start

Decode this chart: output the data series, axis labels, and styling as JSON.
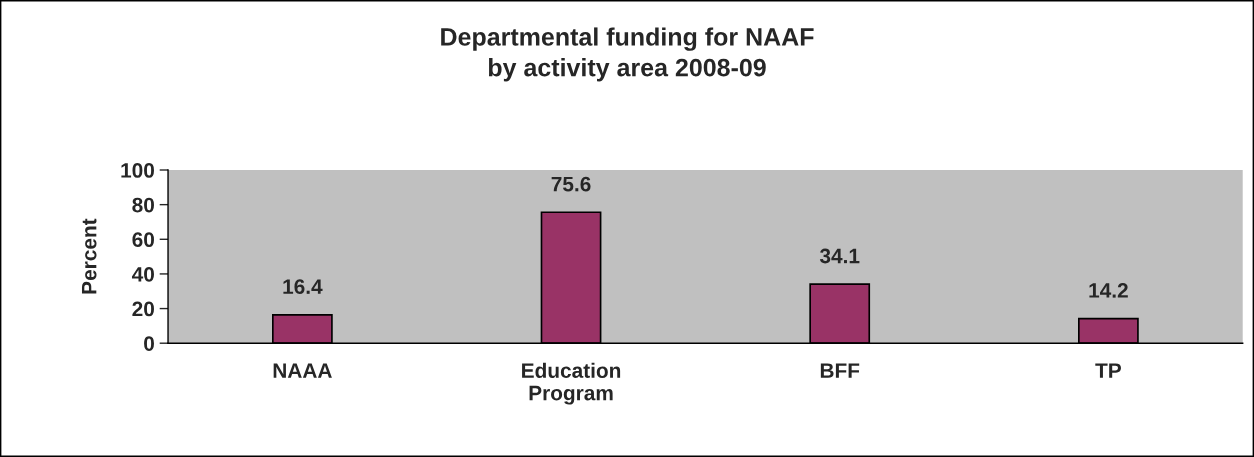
{
  "chart_data": {
    "type": "bar",
    "title": "Departmental funding for NAAF\nby activity area 2008-09",
    "ylabel": "Percent",
    "categories": [
      "NAAA",
      "Education\nProgram",
      "BFF",
      "TP"
    ],
    "values": [
      16.4,
      75.6,
      34.1,
      14.2
    ],
    "color": "#993366",
    "ylim": [
      0,
      100
    ],
    "yticks": [
      0,
      20,
      40,
      60,
      80,
      100
    ],
    "data_labels": true,
    "grid": false,
    "legend": false
  }
}
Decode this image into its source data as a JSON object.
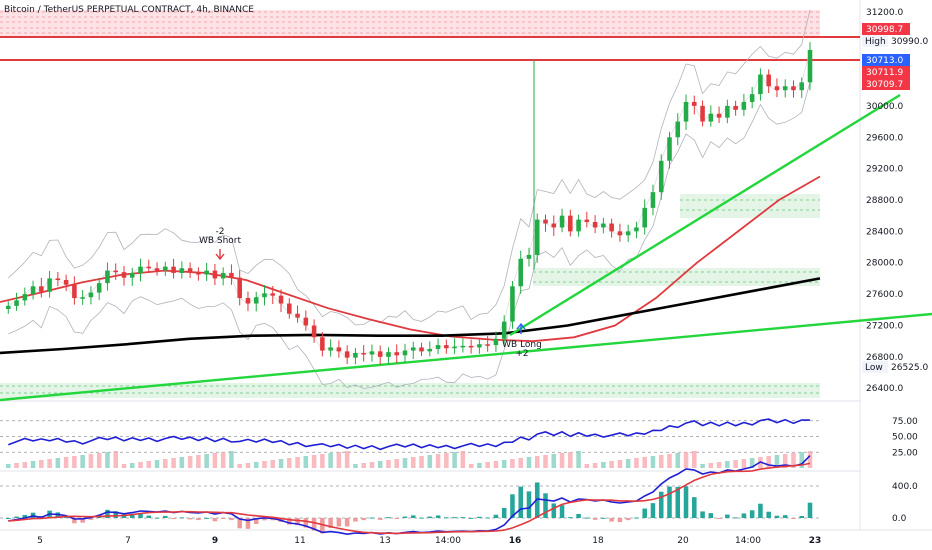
{
  "header": {
    "title": "Bitcoin / TetherUS PERPETUAL CONTRACT, 4h, BINANCE"
  },
  "price_axis": {
    "ticks": [
      "31200.0",
      "30800.0",
      "30000.0",
      "29600.0",
      "29200.0",
      "28800.0",
      "28400.0",
      "28000.0",
      "27600.0",
      "27200.0",
      "26800.0",
      "26400.0"
    ],
    "tags": [
      {
        "text": "30998.7",
        "color": "#f23645"
      },
      {
        "text": "30990.0",
        "color": "#ffffff",
        "label": "High"
      },
      {
        "text": "30713.0",
        "color": "#2962ff"
      },
      {
        "text": "30711.9",
        "color": "#f23645"
      },
      {
        "text": "30709.7",
        "color": "#f23645"
      },
      {
        "text": "26525.0",
        "color": "#ffffff",
        "label": "Low"
      }
    ]
  },
  "osc_axis": {
    "rsi_ticks": [
      "75.00",
      "50.00",
      "25.00"
    ],
    "macd_ticks": [
      "400.0",
      "0.0"
    ]
  },
  "time_axis": {
    "labels": [
      "5",
      "7",
      "9",
      "11",
      "13",
      "14:00",
      "16",
      "18",
      "20",
      "14:00",
      "23"
    ]
  },
  "annotations": {
    "short_top": "-2",
    "short_label": "WB Short",
    "long_label": "WB Long",
    "long_bottom": "+2"
  },
  "colors": {
    "up": "#22ab46",
    "down": "#e0393e",
    "ma_red": "#e0393e",
    "ma_black": "#000000",
    "trend_green": "#22d63b",
    "rsi": "#1f1fd4",
    "macd_blue": "#1f1fd4",
    "macd_red": "#e0393e"
  },
  "chart_data": {
    "type": "candlestick",
    "symbol": "BTCUSDT",
    "interval": "4h",
    "y_range": [
      26250,
      31350
    ],
    "closes": [
      27450,
      27520,
      27600,
      27700,
      27630,
      27800,
      27780,
      27720,
      27550,
      27560,
      27620,
      27740,
      27900,
      27880,
      27810,
      27870,
      27950,
      27930,
      27900,
      27950,
      27870,
      27930,
      27880,
      27850,
      27900,
      27800,
      27870,
      27810,
      27550,
      27480,
      27560,
      27610,
      27580,
      27480,
      27350,
      27300,
      27200,
      27050,
      26880,
      26920,
      26870,
      26790,
      26850,
      26830,
      26870,
      26800,
      26860,
      26820,
      26880,
      26920,
      26870,
      26900,
      26950,
      26910,
      26930,
      26940,
      26920,
      26960,
      26950,
      27030,
      27250,
      27700,
      28050,
      28100,
      28550,
      28500,
      28450,
      28600,
      28400,
      28550,
      28520,
      28450,
      28500,
      28400,
      28350,
      28400,
      28450,
      28700,
      28900,
      29300,
      29600,
      29800,
      30050,
      30000,
      29800,
      29900,
      29850,
      30000,
      29950,
      30050,
      30150,
      30400,
      30250,
      30200,
      30250,
      30200,
      30300,
      30713
    ],
    "ma_red_values": [
      27500,
      27620,
      27750,
      27850,
      27900,
      27870,
      27780,
      27600,
      27420,
      27280,
      27150,
      27060,
      27020,
      27000,
      27050,
      27200,
      27550,
      28000,
      28400,
      28800,
      29100
    ],
    "ma_black_values": [
      26850,
      26900,
      26960,
      27030,
      27070,
      27080,
      27070,
      27070,
      27100,
      27200,
      27350,
      27500,
      27650,
      27800
    ],
    "annotated_levels": [
      30998.7,
      30990.0,
      30713.0,
      30711.9,
      30709.7,
      26525.0
    ],
    "rsi": {
      "levels": [
        75,
        50,
        25
      ]
    },
    "macd": {
      "levels": [
        400,
        0
      ]
    }
  }
}
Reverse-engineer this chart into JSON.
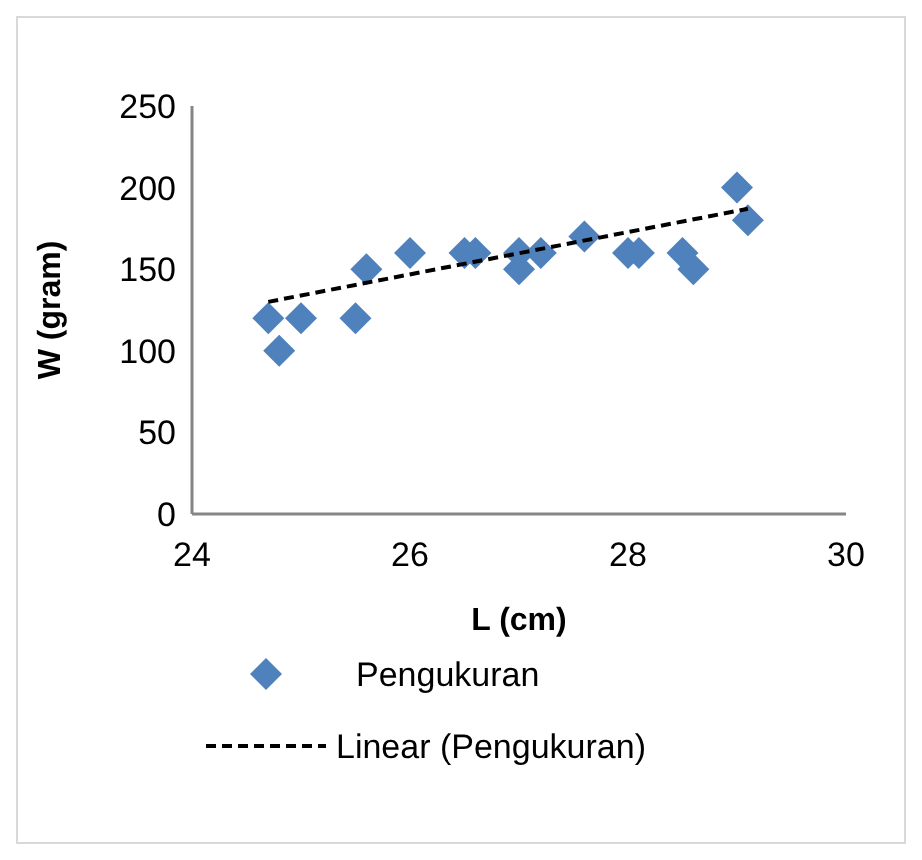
{
  "chart_data": {
    "type": "scatter",
    "xlabel": "L (cm)",
    "ylabel": "W (gram)",
    "xlim": [
      24,
      30
    ],
    "ylim": [
      0,
      250
    ],
    "xticks": [
      24,
      26,
      28,
      30
    ],
    "yticks": [
      0,
      50,
      100,
      150,
      200,
      250
    ],
    "grid": false,
    "legend": "bottom",
    "series": [
      {
        "name": "Pengukuran",
        "marker": "diamond",
        "color": "#4f81bd",
        "x": [
          24.7,
          24.8,
          25.0,
          25.5,
          25.6,
          26.0,
          26.5,
          26.6,
          27.0,
          27.0,
          27.2,
          27.6,
          28.0,
          28.1,
          28.5,
          28.6,
          29.0,
          29.1
        ],
        "values": [
          120,
          100,
          120,
          120,
          150,
          160,
          160,
          160,
          160,
          150,
          160,
          170,
          160,
          160,
          160,
          150,
          200,
          180
        ]
      },
      {
        "name": "Linear (Pengukuran)",
        "type": "line",
        "line_style": "dashed",
        "color": "#000000",
        "x": [
          24.7,
          29.1
        ],
        "values": [
          130,
          187
        ]
      }
    ]
  }
}
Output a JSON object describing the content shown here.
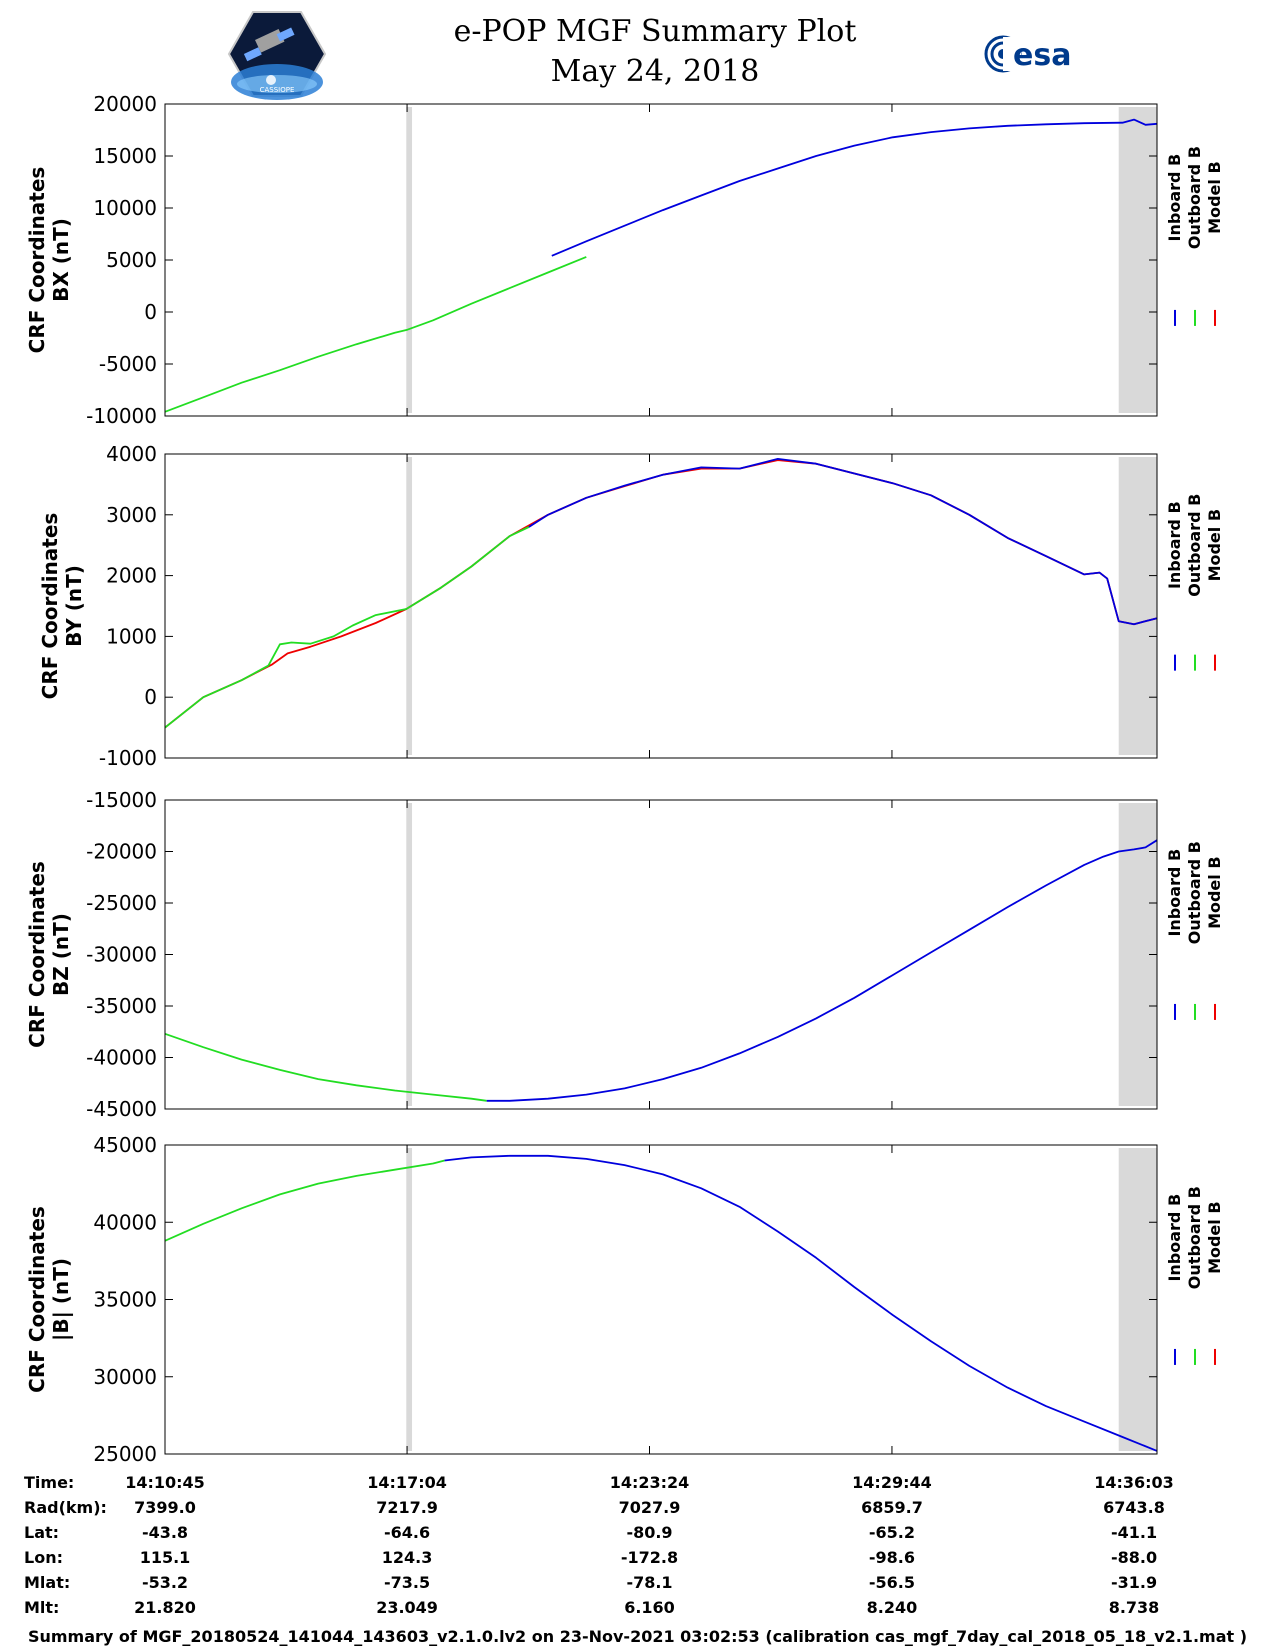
{
  "title": "e-POP MGF Summary Plot",
  "subtitle": "May 24, 2018",
  "esa_logo_text": "esa",
  "cassiope_logo_text": "CASSIOPE",
  "legend_labels": [
    "Inboard B",
    "Outboard B",
    "Model B"
  ],
  "colors": {
    "inboard": "#0000dd",
    "outboard": "#22dd22",
    "model": "#ee0000",
    "gap_band": "#d9d9d9",
    "esa_blue": "#003a8c"
  },
  "chart_data": [
    {
      "type": "line",
      "id": "bx",
      "ylabel_line1": "CRF Coordinates",
      "ylabel_line2": "BX (nT)",
      "ylim": [
        -10000,
        20000
      ],
      "yticks": [
        20000,
        15000,
        10000,
        5000,
        0,
        -5000,
        -10000
      ],
      "ytick_labels": [
        "20000",
        "15000",
        "10000",
        "5000",
        "0",
        "-5000",
        "-10000"
      ],
      "x_minutes": [
        0,
        1,
        2,
        3,
        4,
        5,
        6,
        6.33,
        7,
        8,
        9,
        10,
        11,
        12,
        13,
        14,
        15,
        16,
        17,
        18,
        19,
        20,
        21,
        22,
        23,
        24,
        25,
        25.3,
        25.6,
        25.9
      ],
      "series": [
        {
          "name": "Outboard B",
          "color": "#22dd22",
          "x_range": [
            0,
            10.1
          ],
          "values": [
            -9600,
            -8200,
            -6800,
            -5600,
            -4300,
            -3100,
            -2000,
            -1700,
            -800,
            800,
            2300,
            3800,
            5300
          ]
        },
        {
          "name": "Inboard B",
          "color": "#0000dd",
          "x_range": [
            10.1,
            25.9
          ],
          "x": [
            10.1,
            11,
            12,
            13,
            14,
            15,
            16,
            17,
            18,
            19,
            20,
            21,
            22,
            23,
            24,
            25,
            25.3,
            25.6,
            25.9
          ],
          "values": [
            5400,
            6800,
            8300,
            9800,
            11200,
            12600,
            13800,
            15000,
            16000,
            16800,
            17300,
            17650,
            17900,
            18050,
            18150,
            18200,
            18500,
            18000,
            18100
          ]
        }
      ],
      "gap_bands_minutes": [
        [
          6.3,
          6.45
        ],
        [
          24.9,
          25.9
        ]
      ]
    },
    {
      "type": "line",
      "id": "by",
      "ylabel_line1": "CRF Coordinates",
      "ylabel_line2": "BY (nT)",
      "ylim": [
        -1000,
        4000
      ],
      "yticks": [
        4000,
        3000,
        2000,
        1000,
        0,
        -1000
      ],
      "ytick_labels": [
        "4000",
        "3000",
        "2000",
        "1000",
        "0",
        "-1000"
      ],
      "series": [
        {
          "name": "Model B",
          "color": "#ee0000",
          "x": [
            0,
            1,
            2,
            2.8,
            3.2,
            3.8,
            4.6,
            5.5,
            6.3,
            7.2,
            8,
            9,
            10,
            11,
            12,
            13,
            14,
            15,
            16,
            17,
            18,
            19,
            20,
            21,
            22,
            23,
            24,
            24.4,
            24.6,
            24.9,
            25.3,
            25.9
          ],
          "values": [
            -500,
            0,
            280,
            540,
            720,
            830,
            1000,
            1220,
            1450,
            1800,
            2150,
            2650,
            3000,
            3280,
            3470,
            3660,
            3760,
            3760,
            3900,
            3840,
            3680,
            3520,
            3320,
            3000,
            2620,
            2320,
            2020,
            2050,
            1950,
            1250,
            1200,
            1300
          ]
        },
        {
          "name": "Outboard B",
          "color": "#22dd22",
          "x": [
            0,
            1,
            2,
            2.7,
            3.0,
            3.3,
            3.8,
            4.4,
            4.9,
            5.5,
            6.3,
            7.2,
            8,
            9,
            9.5
          ],
          "values": [
            -500,
            0,
            280,
            520,
            870,
            900,
            880,
            1000,
            1180,
            1350,
            1450,
            1800,
            2150,
            2650,
            2800
          ]
        },
        {
          "name": "Inboard B",
          "color": "#0000dd",
          "x": [
            9.5,
            10,
            11,
            12,
            13,
            14,
            14.5,
            15,
            16,
            17,
            18,
            19,
            20,
            21,
            22,
            23,
            24,
            24.4,
            24.6,
            24.9,
            25.3,
            25.9
          ],
          "values": [
            2800,
            3000,
            3280,
            3480,
            3660,
            3780,
            3770,
            3760,
            3920,
            3840,
            3680,
            3520,
            3320,
            3000,
            2620,
            2320,
            2020,
            2050,
            1950,
            1250,
            1200,
            1300
          ]
        }
      ],
      "gap_bands_minutes": [
        [
          6.3,
          6.45
        ],
        [
          24.9,
          25.9
        ]
      ]
    },
    {
      "type": "line",
      "id": "bz",
      "ylabel_line1": "CRF Coordinates",
      "ylabel_line2": "BZ (nT)",
      "ylim": [
        -45000,
        -15000
      ],
      "yticks": [
        -15000,
        -20000,
        -25000,
        -30000,
        -35000,
        -40000,
        -45000
      ],
      "ytick_labels": [
        "-15000",
        "-20000",
        "-25000",
        "-30000",
        "-35000",
        "-40000",
        "-45000"
      ],
      "series": [
        {
          "name": "Outboard B",
          "color": "#22dd22",
          "x": [
            0,
            1,
            2,
            3,
            4,
            5,
            6,
            7,
            8,
            8.4
          ],
          "values": [
            -37700,
            -39000,
            -40200,
            -41200,
            -42100,
            -42700,
            -43200,
            -43600,
            -44000,
            -44200
          ]
        },
        {
          "name": "Inboard B",
          "color": "#0000dd",
          "x": [
            8.4,
            9,
            10,
            11,
            12,
            13,
            14,
            15,
            16,
            17,
            18,
            19,
            20,
            21,
            22,
            23,
            24,
            24.5,
            24.9,
            25.3,
            25.6,
            25.9
          ],
          "values": [
            -44200,
            -44200,
            -44000,
            -43600,
            -43000,
            -42100,
            -41000,
            -39600,
            -38000,
            -36200,
            -34200,
            -32000,
            -29800,
            -27600,
            -25400,
            -23300,
            -21300,
            -20500,
            -20000,
            -19800,
            -19600,
            -18900
          ]
        }
      ],
      "gap_bands_minutes": [
        [
          6.3,
          6.45
        ],
        [
          24.9,
          25.9
        ]
      ]
    },
    {
      "type": "line",
      "id": "bmag",
      "ylabel_line1": "CRF Coordinates",
      "ylabel_line2": "|B| (nT)",
      "ylim": [
        25000,
        45000
      ],
      "yticks": [
        45000,
        40000,
        35000,
        30000,
        25000
      ],
      "ytick_labels": [
        "45000",
        "40000",
        "35000",
        "30000",
        "25000"
      ],
      "series": [
        {
          "name": "Outboard B",
          "color": "#22dd22",
          "x": [
            0,
            1,
            2,
            3,
            4,
            5,
            6,
            7,
            7.3
          ],
          "values": [
            38800,
            39900,
            40900,
            41800,
            42500,
            43000,
            43400,
            43800,
            44000
          ]
        },
        {
          "name": "Inboard B",
          "color": "#0000dd",
          "x": [
            7.3,
            8,
            9,
            10,
            11,
            12,
            13,
            14,
            15,
            16,
            17,
            18,
            19,
            20,
            21,
            22,
            23,
            24,
            25,
            25.9
          ],
          "values": [
            44000,
            44200,
            44300,
            44300,
            44100,
            43700,
            43100,
            42200,
            41000,
            39400,
            37700,
            35800,
            34000,
            32300,
            30700,
            29300,
            28100,
            27100,
            26100,
            25200
          ]
        }
      ],
      "gap_bands_minutes": [
        [
          6.3,
          6.45
        ],
        [
          24.9,
          25.9
        ]
      ]
    }
  ],
  "x_axis": {
    "range_minutes": [
      0,
      25.9
    ],
    "tick_minutes": [
      6.32,
      12.65,
      18.98
    ],
    "columns_minutes": [
      0,
      6.32,
      12.65,
      18.98,
      25.3
    ]
  },
  "ephemeris": {
    "row_labels": [
      "Time:",
      "Rad(km):",
      "Lat:",
      "Lon:",
      "Mlat:",
      "Mlt:"
    ],
    "columns": [
      [
        "14:10:45",
        "7399.0",
        "-43.8",
        "115.1",
        "-53.2",
        "21.820"
      ],
      [
        "14:17:04",
        "7217.9",
        "-64.6",
        "124.3",
        "-73.5",
        "23.049"
      ],
      [
        "14:23:24",
        "7027.9",
        "-80.9",
        "-172.8",
        "-78.1",
        "6.160"
      ],
      [
        "14:29:44",
        "6859.7",
        "-65.2",
        "-98.6",
        "-56.5",
        "8.240"
      ],
      [
        "14:36:03",
        "6743.8",
        "-41.1",
        "-88.0",
        "-31.9",
        "8.738"
      ]
    ]
  },
  "footer": "Summary of MGF_20180524_141044_143603_v2.1.0.lv2 on 23-Nov-2021 03:02:53 (calibration cas_mgf_7day_cal_2018_05_18_v2.1.mat )"
}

end

Problem requirements. Show every line from the entries above in which "Decode" appears.

Answer in full.
Decode this chart: output the data series, axis labels, and styling as JSON.
Decode this image into its source data as a JSON object.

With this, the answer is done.